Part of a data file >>
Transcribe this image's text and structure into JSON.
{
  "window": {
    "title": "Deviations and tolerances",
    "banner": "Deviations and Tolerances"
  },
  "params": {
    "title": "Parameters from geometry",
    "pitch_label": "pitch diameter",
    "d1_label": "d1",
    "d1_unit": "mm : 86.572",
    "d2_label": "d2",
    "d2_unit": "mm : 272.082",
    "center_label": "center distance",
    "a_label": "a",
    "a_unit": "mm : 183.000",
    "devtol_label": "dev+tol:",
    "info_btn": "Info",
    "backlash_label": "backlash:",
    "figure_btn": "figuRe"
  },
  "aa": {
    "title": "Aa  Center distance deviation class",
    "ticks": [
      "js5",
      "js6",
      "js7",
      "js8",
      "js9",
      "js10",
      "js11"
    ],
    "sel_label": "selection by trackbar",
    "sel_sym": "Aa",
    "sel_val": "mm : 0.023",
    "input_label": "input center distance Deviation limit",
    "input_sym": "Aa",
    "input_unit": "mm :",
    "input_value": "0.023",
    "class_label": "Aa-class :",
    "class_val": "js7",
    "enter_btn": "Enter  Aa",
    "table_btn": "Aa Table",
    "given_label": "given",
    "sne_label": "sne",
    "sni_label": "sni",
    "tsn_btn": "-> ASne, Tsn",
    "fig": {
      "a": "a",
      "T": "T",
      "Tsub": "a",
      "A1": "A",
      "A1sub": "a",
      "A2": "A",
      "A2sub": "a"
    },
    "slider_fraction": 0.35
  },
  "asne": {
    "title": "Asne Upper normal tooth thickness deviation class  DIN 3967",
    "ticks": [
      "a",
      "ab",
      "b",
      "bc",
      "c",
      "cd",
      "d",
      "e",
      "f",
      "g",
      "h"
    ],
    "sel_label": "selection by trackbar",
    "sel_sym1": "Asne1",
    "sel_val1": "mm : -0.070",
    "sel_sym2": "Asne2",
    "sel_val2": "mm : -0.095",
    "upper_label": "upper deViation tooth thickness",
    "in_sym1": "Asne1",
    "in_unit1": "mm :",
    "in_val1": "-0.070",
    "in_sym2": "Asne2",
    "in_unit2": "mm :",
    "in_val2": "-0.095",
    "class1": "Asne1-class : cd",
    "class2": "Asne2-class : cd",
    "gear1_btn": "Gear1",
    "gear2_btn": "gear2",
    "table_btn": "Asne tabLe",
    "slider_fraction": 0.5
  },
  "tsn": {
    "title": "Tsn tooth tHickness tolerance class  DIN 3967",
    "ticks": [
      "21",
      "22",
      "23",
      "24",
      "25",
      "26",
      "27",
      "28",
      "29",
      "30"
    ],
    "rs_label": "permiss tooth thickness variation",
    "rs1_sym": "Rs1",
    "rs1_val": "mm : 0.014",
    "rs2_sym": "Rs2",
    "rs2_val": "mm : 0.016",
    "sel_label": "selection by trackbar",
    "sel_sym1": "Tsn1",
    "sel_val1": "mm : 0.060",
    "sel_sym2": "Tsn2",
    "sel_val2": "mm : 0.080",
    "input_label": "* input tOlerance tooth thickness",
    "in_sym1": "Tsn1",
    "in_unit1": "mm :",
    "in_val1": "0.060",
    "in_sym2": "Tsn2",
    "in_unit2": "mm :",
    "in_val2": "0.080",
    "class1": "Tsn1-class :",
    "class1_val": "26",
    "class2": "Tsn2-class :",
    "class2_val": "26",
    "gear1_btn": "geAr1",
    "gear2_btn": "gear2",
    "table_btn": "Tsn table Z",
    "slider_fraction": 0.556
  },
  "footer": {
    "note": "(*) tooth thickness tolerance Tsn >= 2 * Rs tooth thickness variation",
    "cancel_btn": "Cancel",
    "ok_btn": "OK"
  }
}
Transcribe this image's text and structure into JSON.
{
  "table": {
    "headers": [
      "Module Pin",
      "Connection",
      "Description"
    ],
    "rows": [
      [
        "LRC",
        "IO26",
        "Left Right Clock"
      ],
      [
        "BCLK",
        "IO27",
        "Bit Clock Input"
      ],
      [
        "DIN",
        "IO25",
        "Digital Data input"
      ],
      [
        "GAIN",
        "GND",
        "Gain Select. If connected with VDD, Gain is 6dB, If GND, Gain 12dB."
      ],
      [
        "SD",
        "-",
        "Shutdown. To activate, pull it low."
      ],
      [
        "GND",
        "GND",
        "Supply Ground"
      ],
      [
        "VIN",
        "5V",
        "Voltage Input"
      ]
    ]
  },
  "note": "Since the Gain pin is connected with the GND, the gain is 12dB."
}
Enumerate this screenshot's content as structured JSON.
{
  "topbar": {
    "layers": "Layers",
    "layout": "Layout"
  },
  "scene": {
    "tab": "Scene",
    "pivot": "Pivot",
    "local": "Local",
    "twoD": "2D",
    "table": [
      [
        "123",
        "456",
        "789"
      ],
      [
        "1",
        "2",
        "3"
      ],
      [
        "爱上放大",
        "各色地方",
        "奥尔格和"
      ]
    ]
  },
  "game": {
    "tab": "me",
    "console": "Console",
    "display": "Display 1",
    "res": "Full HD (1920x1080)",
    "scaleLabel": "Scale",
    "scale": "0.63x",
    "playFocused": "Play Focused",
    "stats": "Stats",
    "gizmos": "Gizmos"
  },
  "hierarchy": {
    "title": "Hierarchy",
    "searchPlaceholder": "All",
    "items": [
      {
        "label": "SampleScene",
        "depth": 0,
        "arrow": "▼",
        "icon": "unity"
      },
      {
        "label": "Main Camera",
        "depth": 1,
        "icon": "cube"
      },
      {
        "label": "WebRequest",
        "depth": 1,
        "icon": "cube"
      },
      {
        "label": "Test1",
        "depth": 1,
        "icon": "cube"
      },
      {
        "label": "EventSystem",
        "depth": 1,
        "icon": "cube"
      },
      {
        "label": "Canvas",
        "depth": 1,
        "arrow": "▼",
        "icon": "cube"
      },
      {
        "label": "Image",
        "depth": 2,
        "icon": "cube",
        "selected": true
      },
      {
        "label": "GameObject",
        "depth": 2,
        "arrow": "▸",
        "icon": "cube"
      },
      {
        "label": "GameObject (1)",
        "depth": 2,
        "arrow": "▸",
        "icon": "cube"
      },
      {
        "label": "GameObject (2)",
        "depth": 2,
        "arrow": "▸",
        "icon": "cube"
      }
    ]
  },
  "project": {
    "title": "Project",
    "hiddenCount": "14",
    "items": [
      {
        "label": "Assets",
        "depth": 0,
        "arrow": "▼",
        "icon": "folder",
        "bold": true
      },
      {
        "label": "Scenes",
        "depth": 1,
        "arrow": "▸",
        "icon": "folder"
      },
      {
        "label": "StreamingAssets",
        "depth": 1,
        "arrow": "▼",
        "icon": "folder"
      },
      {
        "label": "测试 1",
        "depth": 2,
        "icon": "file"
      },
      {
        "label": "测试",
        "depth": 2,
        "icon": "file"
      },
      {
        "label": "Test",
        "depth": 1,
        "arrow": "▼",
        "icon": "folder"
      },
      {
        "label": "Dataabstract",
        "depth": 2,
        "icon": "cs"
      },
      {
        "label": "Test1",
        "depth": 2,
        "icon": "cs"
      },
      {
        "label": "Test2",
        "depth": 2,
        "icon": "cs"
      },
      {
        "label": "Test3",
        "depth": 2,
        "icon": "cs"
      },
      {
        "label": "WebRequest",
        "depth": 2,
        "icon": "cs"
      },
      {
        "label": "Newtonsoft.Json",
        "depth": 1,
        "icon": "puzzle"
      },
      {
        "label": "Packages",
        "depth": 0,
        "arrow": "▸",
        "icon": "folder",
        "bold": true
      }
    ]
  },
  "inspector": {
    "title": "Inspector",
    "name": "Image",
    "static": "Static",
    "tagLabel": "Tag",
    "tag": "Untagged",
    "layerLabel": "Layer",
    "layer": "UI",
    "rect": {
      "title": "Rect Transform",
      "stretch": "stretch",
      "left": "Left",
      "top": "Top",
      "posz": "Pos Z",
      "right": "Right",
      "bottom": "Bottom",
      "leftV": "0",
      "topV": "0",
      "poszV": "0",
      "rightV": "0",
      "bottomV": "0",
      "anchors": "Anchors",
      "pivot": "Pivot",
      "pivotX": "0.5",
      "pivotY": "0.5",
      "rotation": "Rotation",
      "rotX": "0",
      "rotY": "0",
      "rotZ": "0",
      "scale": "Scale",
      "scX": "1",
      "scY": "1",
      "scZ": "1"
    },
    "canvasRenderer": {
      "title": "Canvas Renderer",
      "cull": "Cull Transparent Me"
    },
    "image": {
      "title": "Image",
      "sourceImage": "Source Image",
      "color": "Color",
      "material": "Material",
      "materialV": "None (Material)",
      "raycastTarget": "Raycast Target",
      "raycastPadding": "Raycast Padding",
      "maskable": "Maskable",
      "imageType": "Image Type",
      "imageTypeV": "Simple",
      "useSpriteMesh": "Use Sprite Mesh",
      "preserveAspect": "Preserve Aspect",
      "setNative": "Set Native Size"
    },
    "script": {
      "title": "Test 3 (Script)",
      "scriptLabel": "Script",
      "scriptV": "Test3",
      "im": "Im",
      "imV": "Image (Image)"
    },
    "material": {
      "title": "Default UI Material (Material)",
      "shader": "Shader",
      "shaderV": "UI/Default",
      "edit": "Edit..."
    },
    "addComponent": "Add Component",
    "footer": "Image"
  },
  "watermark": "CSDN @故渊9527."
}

Problem >>
List the lines of the entries that include "connected".

Task result >>
        "Gain Select. If connected with VDD, Gain is 6dB, If GND, Gain 12dB."
  "note": "Since the Gain pin is connected with the GND, the gain is 12dB."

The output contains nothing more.